### EXPLORE THE MATERIAL
• 1. Copy the passage of the comments on dead-mother tropes from "June 25, 2013 — 9:33" to "under my skin.".
• 2. Extend the comment thread on dead mothers in stories, starting after its last sentence.

### PAGE EXTRACT
June 25, 2013 — 9:33 AM
Theresa Meyers says:
As long as we’re griping about orphan tropes…you know what gets me…almost every story where it’s the MOM who is dead. Think about practically every Disney movie, a lot of fairytales in the original, stories where girls make bad choices –99% of the time it’s because mom is dead. (ergo you have evil step-mothers.)
June 24, 2013 — 10:59 PM
Kay Camden says:
Okay I gotta admit (even after my rant above) this one does get under my skin.
June 25, 2013 — 9:29 AM
athenagrayson says:
Most of the time, mom is dead because in the World of Story–especially faerie-tales and myths, a girl’s mother is her only teacher to navigate the social world on which her very existence relies, and her best manager in a larger world where she is, by and large, a commodity. In the original tales and myths, having a mother would have meant that Cinderella had a protector with a vested interest and the wherewithal in maintaining her social class, Snow White would have stayed a princess, Belle would have had someone to smack her father upside the head and say, “Hell, no, motherfucker ain’t selling my daughter to the freak in the castle for some goddamn flowers!” (and also to smack Belle upside the head and say, “Hell, no, you aren’t paying for that dumbass’s mistake.”). If you look at the original stories not as entertainment for children, but rather as life lessons for them, they send a pretty strong message that children–girls, mostly–without Maternal backing have a good chance of being up shit creek without a paddle.

### DATA FOR REVIEW

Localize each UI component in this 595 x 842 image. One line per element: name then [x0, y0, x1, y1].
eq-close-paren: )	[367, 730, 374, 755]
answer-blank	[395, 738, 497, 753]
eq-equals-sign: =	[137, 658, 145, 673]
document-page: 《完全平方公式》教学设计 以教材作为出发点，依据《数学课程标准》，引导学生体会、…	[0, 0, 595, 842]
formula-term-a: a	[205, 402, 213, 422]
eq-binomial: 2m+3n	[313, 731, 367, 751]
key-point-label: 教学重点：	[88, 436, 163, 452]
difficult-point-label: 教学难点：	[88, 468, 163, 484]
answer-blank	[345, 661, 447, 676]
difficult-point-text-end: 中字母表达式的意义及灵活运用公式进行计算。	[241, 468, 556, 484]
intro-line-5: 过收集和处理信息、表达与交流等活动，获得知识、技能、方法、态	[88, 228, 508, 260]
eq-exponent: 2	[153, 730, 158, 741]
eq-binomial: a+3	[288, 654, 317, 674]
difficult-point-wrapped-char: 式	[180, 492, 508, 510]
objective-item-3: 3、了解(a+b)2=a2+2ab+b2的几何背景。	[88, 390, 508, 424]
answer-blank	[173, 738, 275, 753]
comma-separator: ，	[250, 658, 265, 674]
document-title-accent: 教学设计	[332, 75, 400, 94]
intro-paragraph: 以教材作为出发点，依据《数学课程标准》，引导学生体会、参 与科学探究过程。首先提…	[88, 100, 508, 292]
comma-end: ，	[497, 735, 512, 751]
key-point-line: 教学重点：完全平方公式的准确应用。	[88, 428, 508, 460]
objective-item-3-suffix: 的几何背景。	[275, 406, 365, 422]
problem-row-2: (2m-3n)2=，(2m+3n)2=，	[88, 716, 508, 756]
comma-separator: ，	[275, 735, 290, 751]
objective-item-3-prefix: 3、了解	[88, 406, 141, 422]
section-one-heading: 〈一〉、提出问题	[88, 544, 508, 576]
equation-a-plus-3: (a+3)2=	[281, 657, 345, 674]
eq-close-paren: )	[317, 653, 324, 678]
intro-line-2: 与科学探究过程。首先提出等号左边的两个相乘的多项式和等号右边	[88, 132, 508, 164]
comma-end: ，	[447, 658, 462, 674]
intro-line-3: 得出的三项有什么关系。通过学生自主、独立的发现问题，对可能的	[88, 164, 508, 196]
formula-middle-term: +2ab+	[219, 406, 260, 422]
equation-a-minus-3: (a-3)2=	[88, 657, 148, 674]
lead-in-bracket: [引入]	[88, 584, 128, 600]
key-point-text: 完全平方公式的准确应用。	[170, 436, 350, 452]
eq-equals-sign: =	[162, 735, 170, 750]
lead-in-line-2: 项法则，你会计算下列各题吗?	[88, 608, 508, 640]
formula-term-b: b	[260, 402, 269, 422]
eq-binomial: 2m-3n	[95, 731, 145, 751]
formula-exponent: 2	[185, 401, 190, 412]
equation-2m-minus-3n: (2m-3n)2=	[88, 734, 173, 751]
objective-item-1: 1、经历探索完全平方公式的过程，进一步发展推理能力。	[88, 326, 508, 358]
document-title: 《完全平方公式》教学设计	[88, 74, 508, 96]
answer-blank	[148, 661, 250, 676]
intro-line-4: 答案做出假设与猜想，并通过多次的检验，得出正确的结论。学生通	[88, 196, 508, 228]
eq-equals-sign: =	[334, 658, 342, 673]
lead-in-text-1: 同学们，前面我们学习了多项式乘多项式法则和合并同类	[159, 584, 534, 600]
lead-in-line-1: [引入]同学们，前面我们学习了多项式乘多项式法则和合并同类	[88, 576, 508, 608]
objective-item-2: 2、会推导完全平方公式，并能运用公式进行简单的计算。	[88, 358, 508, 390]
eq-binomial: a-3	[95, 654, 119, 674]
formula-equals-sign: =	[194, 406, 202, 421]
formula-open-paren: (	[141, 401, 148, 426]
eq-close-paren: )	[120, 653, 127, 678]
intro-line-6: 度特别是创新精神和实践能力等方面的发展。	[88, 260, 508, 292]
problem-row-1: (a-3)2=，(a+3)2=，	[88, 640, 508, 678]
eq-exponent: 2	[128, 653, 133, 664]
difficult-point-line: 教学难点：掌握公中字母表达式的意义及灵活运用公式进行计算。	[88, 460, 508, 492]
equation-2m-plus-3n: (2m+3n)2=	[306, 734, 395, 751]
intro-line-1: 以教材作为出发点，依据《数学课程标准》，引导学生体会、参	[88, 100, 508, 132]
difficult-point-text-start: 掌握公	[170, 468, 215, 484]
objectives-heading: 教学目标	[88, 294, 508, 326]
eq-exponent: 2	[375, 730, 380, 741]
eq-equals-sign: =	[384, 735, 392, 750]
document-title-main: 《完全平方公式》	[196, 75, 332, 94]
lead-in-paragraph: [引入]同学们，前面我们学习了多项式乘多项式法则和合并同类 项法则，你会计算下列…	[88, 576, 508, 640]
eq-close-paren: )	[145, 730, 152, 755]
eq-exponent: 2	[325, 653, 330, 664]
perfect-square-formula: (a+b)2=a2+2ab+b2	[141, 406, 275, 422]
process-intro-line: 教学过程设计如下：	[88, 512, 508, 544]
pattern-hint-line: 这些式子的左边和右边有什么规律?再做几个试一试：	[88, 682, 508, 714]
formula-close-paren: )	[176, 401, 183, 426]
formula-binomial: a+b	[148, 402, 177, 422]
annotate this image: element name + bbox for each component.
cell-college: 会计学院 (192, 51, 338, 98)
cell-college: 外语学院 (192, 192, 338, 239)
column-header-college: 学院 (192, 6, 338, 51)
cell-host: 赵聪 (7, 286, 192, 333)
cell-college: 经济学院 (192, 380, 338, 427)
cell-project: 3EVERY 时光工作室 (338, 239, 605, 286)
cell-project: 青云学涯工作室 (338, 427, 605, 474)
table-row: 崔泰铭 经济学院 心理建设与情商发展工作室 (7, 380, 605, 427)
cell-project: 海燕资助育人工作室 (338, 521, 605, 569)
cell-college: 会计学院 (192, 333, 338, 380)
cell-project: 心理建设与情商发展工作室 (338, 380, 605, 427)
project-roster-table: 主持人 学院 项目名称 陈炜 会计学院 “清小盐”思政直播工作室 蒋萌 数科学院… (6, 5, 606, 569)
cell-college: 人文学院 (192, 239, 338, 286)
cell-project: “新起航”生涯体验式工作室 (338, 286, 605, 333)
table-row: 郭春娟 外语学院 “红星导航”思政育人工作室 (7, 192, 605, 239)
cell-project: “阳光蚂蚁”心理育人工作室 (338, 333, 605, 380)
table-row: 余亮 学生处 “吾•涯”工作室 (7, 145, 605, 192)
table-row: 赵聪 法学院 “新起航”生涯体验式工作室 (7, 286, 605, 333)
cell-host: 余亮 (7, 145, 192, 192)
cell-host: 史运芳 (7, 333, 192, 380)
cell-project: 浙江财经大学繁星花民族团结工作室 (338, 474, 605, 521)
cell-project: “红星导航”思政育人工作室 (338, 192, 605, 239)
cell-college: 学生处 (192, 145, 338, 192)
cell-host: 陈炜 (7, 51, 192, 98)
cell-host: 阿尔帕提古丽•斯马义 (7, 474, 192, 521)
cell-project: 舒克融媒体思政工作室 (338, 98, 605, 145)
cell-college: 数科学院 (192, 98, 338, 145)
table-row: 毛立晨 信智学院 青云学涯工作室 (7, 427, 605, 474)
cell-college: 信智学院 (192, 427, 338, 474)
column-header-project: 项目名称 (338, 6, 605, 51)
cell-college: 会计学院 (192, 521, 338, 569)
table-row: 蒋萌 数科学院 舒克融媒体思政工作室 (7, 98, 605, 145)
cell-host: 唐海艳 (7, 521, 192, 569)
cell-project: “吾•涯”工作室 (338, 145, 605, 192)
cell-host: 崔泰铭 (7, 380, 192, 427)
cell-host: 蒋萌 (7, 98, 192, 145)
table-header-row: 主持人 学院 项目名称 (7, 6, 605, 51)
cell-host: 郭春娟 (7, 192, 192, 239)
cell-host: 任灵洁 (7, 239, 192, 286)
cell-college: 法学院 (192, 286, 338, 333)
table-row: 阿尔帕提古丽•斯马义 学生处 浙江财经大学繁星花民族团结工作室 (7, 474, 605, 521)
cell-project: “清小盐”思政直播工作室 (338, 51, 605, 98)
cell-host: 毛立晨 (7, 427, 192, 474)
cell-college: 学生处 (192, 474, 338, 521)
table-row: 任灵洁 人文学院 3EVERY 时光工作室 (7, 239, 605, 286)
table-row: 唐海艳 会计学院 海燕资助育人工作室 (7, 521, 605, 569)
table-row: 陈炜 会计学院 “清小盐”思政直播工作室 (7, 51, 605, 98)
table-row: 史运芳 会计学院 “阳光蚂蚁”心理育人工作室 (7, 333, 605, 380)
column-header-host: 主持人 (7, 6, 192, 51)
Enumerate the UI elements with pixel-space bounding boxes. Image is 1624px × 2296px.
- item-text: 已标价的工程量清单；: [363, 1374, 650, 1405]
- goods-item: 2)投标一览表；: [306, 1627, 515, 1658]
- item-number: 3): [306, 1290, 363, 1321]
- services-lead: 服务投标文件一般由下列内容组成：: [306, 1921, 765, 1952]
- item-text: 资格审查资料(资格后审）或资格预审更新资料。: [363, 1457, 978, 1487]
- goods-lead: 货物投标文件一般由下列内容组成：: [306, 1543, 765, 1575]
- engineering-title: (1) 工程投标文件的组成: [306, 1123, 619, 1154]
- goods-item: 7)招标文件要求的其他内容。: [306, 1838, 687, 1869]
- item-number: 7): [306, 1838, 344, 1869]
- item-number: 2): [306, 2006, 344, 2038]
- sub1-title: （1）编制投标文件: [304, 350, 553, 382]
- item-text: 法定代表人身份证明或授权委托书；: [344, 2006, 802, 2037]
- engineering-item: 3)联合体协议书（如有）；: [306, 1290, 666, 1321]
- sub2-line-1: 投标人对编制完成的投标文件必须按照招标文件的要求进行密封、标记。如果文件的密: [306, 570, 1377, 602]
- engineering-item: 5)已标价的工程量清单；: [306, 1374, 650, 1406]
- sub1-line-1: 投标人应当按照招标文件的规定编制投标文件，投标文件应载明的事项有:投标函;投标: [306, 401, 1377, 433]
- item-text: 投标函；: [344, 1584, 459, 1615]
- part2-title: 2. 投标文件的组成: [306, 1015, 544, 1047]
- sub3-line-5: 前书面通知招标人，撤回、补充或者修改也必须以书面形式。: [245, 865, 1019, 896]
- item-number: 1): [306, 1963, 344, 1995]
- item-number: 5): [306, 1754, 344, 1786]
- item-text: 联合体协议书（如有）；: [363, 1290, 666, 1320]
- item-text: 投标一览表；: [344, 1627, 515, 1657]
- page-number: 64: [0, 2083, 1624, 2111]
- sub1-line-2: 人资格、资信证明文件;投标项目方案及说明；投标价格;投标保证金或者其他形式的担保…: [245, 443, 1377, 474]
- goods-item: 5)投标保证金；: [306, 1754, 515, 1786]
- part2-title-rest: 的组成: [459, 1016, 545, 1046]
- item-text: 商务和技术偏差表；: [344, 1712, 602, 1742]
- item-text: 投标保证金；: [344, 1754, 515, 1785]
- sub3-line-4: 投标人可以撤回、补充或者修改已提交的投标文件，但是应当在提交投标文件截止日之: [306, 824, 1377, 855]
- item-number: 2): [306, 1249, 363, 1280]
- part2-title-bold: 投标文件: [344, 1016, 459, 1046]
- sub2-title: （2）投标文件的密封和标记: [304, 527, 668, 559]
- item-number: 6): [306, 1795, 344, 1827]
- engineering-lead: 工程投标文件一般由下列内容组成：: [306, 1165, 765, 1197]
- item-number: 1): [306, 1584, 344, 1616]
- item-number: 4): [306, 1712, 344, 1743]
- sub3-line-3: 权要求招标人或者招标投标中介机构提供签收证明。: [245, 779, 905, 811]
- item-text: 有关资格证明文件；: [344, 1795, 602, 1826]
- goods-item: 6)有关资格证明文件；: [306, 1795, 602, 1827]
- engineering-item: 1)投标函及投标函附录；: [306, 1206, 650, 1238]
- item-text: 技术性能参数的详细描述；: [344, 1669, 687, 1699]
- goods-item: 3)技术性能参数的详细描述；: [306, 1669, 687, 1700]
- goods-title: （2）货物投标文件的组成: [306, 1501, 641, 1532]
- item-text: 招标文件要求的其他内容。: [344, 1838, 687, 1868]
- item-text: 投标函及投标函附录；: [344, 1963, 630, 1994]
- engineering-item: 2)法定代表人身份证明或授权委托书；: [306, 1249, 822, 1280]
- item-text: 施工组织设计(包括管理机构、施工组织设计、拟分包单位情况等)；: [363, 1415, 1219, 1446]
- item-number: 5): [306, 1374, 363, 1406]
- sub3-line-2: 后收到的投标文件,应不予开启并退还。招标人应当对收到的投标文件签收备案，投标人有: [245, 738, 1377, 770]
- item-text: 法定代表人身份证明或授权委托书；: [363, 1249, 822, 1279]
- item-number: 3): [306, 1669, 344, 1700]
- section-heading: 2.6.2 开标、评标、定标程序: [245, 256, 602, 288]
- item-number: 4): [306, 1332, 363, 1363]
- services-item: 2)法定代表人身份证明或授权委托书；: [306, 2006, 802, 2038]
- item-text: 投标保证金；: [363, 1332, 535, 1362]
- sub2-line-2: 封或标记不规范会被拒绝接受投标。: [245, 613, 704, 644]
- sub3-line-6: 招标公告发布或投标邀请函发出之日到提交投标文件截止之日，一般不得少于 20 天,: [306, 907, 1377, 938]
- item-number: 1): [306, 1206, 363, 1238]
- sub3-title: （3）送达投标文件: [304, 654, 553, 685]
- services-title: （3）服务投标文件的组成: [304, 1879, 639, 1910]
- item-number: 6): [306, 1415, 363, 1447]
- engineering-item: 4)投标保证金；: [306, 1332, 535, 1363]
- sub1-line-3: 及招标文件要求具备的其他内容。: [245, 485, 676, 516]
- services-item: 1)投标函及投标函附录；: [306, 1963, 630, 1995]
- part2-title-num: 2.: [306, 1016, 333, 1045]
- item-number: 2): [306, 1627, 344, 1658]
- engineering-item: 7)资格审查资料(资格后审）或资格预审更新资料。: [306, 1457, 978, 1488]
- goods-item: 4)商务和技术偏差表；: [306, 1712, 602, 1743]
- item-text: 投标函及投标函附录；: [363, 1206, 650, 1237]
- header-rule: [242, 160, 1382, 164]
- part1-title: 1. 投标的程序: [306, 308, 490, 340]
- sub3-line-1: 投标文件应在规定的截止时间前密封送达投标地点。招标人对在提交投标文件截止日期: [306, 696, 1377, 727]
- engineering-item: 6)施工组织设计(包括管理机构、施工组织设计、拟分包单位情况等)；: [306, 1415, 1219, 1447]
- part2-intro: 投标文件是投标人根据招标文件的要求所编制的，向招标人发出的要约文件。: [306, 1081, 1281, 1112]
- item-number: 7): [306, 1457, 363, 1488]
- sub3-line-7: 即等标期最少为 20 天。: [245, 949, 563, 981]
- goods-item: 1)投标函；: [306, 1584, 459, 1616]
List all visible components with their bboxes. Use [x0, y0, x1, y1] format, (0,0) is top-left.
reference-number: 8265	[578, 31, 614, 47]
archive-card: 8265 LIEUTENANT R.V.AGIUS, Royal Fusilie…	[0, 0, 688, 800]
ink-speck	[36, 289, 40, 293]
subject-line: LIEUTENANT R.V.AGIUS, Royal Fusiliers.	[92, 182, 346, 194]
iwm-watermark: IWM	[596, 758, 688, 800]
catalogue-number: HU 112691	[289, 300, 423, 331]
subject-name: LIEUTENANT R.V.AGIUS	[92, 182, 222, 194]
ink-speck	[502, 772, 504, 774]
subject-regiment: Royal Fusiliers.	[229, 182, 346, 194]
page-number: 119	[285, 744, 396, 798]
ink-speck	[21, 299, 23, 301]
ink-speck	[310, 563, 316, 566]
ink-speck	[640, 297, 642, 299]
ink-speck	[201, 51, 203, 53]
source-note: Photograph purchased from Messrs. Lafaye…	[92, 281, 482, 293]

### REPLIES
• 1.
June 25, 2013 — 9:33 AM
Theresa Meyers says:
As long as we’re griping about orphan tropes…you know what gets me…almost every story where it’s the MOM who is dead. Think about practically every Disney movie, a lot of fairytales in the original, stories where girls make bad choices –99% of the time it’s because mom is dead. (ergo you have evil step-mothers.)
June 24, 2013 — 10:59 PM
Kay Camden says:
Okay I gotta admit (even after my rant above) this one does get under my skin.

• 2.
Mostly what bothers me about those tropes is the way that some authors fail to give them an updated perspective. Modern-day Cindy loses Mom…get the girl into therapy. You can still play off the trope, but take out the outdated parts to it. Mentor characters still exist, even in the old stories. They should be used.
June 27, 2013 — 11:10 PM
rileyhill says:
Before reading these posts, I thought I just published an original book. Now, with my resistant protag, dead mother, secret orphan, wizard in the wings, the “one” syndrome, all gooied up by romance, I guess it’s just another Alice in TV tropesland. Is there any way to not use tropes and still be in the genre? BTW, my betas demanded a romance–one even got mad there wasn’t one. So I guess readers like tropes. For my part, if page one has an elf or apostrophe in a name I can’t pronounce, I’m outta there.
June 25, 2013 — 8:51 AM
Priscilla Zorzi says:
I agree with what people here said, troopes are not a bad thing. Actually, EVERY book or movie or whatever has a troope of some sort. The problem is how some troopes are used by the author: if they seem organic in the story or if it looks like they’re only there because the author couldn’t think on a decent reason for X or Y to happen; if the author gives us an original view over that troope or if it looks exactly like what we’ve seen in book Z or movie W. I think people like troopes, what they don’t like is the feeling of “oh no, not THAT again”.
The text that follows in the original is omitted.